WORK TO BE COMPLETED - Can you find the lines of the listing that include "school" and copy every one?

[Collected data]
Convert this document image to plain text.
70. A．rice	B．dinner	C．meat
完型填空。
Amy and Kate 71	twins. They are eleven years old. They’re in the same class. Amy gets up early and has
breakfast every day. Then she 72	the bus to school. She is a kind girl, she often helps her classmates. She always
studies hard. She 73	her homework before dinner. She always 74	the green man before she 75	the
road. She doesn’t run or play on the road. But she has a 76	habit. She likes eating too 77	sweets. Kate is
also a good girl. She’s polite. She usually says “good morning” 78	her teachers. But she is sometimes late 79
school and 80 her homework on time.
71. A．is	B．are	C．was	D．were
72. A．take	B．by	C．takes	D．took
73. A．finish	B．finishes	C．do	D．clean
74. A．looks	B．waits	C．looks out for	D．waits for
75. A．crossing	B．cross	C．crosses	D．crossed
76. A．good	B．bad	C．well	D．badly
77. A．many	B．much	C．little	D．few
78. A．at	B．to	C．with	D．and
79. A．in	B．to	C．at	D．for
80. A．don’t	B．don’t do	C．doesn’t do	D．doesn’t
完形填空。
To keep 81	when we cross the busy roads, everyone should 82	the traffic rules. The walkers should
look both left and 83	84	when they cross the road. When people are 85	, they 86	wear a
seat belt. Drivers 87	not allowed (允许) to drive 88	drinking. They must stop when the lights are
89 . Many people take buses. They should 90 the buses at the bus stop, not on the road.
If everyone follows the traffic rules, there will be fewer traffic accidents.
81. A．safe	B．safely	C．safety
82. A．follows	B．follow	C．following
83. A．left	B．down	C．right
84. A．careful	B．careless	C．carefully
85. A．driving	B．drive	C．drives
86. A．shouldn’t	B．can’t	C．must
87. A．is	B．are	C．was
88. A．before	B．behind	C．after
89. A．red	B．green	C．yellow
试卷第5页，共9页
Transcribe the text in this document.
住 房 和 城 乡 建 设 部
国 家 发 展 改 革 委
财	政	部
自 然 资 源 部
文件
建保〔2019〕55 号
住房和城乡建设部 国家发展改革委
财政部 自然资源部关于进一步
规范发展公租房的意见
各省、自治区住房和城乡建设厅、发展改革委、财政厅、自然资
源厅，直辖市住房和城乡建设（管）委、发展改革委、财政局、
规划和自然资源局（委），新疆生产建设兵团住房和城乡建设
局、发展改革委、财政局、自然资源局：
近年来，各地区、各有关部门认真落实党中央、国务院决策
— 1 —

RESPONSE -
breakfast every day. Then she 72	the bus to school. She is a kind girl, she often helps her classmates. She always
school and 80 her homework on time.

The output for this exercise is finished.